*What you have to do*.
In the data below, find each line containing the string "rocío" and return it.
--------------------------------------------------
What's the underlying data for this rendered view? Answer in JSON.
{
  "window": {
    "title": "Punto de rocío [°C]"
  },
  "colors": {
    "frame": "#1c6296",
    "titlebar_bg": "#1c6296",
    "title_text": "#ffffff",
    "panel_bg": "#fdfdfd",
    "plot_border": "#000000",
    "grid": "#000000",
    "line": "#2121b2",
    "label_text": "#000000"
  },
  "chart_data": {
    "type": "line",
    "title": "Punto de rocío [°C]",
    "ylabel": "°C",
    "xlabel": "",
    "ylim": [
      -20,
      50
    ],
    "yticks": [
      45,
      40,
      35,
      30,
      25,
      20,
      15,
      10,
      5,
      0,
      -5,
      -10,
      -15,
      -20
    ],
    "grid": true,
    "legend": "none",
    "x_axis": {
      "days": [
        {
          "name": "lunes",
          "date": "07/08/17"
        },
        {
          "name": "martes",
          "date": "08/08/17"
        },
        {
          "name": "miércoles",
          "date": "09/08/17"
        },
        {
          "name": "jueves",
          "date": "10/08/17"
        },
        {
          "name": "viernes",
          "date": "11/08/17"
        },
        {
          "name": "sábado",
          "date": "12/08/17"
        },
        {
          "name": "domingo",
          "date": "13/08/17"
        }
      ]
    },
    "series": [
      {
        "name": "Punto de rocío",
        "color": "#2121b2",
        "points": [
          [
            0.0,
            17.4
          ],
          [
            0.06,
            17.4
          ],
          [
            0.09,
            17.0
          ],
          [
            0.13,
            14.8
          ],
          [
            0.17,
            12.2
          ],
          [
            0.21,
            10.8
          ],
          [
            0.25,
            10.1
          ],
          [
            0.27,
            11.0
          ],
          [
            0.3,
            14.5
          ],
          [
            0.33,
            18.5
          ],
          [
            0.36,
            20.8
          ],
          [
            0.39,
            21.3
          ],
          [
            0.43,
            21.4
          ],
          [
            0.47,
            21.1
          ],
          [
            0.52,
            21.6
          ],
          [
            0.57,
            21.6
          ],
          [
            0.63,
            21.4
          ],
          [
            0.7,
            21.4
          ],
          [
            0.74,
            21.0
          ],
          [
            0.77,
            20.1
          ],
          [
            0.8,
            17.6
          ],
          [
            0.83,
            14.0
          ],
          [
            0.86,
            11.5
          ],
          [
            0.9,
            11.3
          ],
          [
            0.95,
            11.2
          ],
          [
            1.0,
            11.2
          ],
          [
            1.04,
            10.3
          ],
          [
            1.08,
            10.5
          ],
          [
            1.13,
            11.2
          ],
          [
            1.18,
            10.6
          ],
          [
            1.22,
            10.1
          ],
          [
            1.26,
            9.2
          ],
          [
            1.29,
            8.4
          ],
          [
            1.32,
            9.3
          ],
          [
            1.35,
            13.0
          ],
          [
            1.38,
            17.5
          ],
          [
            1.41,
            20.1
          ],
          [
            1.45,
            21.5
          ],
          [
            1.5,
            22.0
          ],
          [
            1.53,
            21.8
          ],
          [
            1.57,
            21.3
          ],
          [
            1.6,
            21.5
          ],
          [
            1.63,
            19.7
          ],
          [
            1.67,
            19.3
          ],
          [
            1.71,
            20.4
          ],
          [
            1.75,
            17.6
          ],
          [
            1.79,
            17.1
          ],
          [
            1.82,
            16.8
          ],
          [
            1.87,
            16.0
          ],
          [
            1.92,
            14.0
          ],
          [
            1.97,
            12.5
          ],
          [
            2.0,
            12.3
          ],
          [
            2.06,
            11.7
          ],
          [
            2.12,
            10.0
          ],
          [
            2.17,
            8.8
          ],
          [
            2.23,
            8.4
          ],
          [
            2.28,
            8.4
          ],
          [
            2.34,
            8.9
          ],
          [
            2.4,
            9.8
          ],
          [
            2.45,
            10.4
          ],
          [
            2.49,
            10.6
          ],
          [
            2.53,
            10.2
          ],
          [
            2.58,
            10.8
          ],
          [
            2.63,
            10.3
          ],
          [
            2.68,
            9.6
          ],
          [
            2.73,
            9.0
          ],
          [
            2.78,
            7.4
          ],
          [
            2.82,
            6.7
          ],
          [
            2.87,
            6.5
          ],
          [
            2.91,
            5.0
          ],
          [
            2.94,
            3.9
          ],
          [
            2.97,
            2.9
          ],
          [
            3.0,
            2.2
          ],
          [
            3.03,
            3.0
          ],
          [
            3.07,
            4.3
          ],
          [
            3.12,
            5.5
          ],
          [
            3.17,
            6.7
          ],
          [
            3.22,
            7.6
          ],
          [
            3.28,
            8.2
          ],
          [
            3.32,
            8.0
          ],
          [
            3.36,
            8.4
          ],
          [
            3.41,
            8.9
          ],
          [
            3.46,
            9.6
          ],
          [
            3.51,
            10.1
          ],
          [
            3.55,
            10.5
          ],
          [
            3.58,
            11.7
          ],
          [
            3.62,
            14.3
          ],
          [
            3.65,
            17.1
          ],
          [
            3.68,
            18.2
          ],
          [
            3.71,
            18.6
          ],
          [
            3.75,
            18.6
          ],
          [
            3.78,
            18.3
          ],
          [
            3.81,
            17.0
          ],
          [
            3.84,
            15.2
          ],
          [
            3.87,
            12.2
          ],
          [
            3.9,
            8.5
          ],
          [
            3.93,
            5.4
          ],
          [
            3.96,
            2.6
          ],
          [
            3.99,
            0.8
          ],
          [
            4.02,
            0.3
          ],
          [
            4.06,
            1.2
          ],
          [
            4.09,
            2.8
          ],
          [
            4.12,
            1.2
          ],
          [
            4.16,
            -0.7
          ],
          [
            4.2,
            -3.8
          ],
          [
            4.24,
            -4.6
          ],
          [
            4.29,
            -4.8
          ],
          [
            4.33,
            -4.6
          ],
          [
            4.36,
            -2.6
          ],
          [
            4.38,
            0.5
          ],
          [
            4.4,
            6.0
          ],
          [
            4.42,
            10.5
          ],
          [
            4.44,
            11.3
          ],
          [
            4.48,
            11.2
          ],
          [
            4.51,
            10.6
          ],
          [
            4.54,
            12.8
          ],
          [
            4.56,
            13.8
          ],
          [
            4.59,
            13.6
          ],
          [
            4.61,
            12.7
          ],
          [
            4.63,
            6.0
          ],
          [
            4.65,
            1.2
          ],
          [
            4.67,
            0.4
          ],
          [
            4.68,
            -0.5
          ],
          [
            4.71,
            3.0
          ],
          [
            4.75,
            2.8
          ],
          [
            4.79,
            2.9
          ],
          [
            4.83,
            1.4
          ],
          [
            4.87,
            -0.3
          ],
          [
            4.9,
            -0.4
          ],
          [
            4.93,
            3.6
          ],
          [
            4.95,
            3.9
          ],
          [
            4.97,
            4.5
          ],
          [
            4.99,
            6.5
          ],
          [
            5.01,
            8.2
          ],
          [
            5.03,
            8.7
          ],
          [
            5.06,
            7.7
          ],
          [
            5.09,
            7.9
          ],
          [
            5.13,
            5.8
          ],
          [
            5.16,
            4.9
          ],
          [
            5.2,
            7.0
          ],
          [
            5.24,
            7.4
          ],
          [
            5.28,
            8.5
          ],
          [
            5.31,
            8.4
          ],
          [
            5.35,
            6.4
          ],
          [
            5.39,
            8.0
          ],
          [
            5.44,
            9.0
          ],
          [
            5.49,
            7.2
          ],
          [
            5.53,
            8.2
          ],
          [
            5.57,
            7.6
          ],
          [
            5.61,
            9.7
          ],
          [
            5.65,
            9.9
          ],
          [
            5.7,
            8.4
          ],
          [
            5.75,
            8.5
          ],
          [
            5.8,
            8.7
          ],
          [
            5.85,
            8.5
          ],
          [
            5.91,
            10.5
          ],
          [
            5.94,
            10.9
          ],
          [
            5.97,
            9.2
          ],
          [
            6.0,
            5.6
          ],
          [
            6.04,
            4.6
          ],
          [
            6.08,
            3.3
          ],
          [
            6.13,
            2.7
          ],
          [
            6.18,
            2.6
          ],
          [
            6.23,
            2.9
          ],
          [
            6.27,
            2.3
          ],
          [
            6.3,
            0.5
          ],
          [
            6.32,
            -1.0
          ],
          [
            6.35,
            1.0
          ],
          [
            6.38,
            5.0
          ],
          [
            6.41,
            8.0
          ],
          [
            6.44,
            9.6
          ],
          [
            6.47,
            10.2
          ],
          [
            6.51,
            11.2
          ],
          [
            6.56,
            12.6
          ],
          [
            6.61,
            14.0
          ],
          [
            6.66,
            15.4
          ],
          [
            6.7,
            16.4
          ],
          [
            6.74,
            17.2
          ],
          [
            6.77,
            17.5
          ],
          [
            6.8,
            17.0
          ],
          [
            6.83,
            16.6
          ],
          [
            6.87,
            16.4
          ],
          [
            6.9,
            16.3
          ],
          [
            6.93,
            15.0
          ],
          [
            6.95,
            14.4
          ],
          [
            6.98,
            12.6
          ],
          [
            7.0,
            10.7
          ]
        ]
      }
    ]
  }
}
--------------------------------------------------
*Task response*.
    "title": "Punto de rocío [°C]"
    "title": "Punto de rocío [°C]",
        "name": "Punto de rocío",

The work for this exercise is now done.